Work instructions: Below are the records; collect from them each line containing the string "fictional".
**********
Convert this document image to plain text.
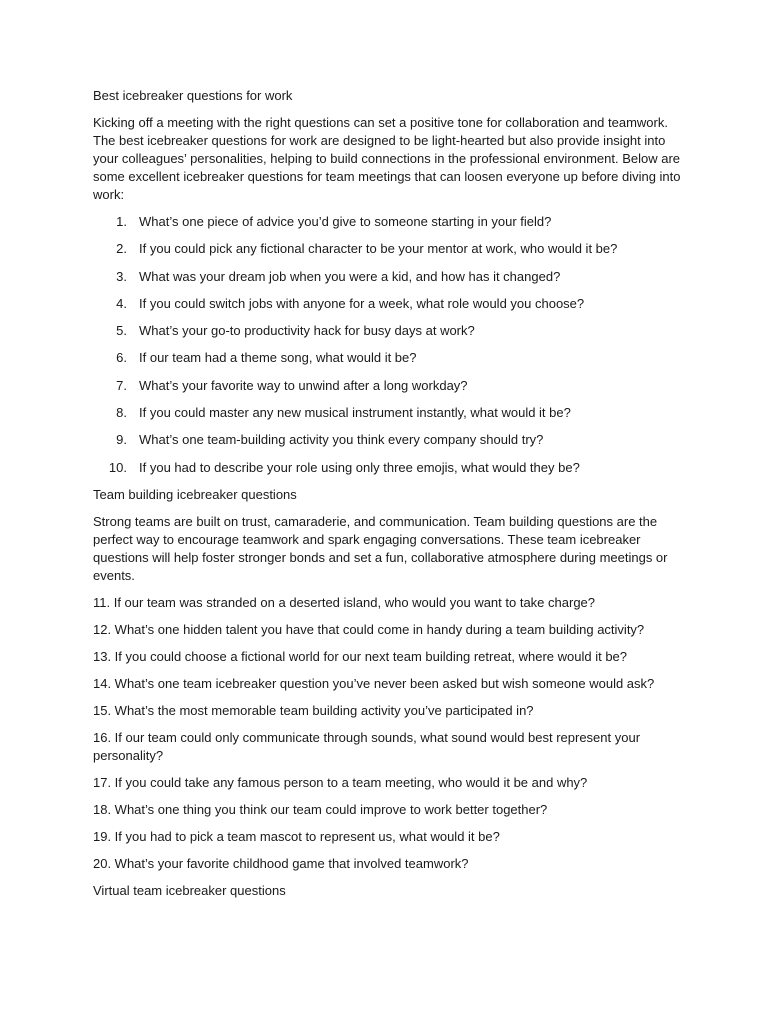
Best icebreaker questions for work

Kicking off a meeting with the right questions can set a positive tone for collaboration and teamwork. The best icebreaker questions for work are designed to be light-hearted but also provide insight into your colleagues’ personalities, helping to build connections in the professional environment. Below are some excellent icebreaker questions for team meetings that can loosen everyone up before diving into work:

1. What’s one piece of advice you’d give to someone starting in your field?
2. If you could pick any fictional character to be your mentor at work, who would it be?
3. What was your dream job when you were a kid, and how has it changed?
4. If you could switch jobs with anyone for a week, what role would you choose?
5. What’s your go-to productivity hack for busy days at work?
6. If our team had a theme song, what would it be?
7. What’s your favorite way to unwind after a long workday?
8. If you could master any new musical instrument instantly, what would it be?
9. What’s one team-building activity you think every company should try?
10. If you had to describe your role using only three emojis, what would they be?

Team building icebreaker questions

Strong teams are built on trust, camaraderie, and communication. Team building questions are the perfect way to encourage teamwork and spark engaging conversations. These team icebreaker questions will help foster stronger bonds and set a fun, collaborative atmosphere during meetings or events.

11. If our team was stranded on a deserted island, who would you want to take charge?
12. What’s one hidden talent you have that could come in handy during a team building activity?
13. If you could choose a fictional world for our next team building retreat, where would it be?
14. What’s one team icebreaker question you’ve never been asked but wish someone would ask?
15. What’s the most memorable team building activity you’ve participated in?
16. If our team could only communicate through sounds, what sound would best represent your personality?
17. If you could take any famous person to a team meeting, who would it be and why?
18. What’s one thing you think our team could improve to work better together?
19. If you had to pick a team mascot to represent us, what would it be?
20. What’s your favorite childhood game that involved teamwork?

Virtual team icebreaker questions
**********
Result:
2. If you could pick any fictional character to be your mentor at work, who would it be?
13. If you could choose a fictional world for our next team building retreat, where would it be?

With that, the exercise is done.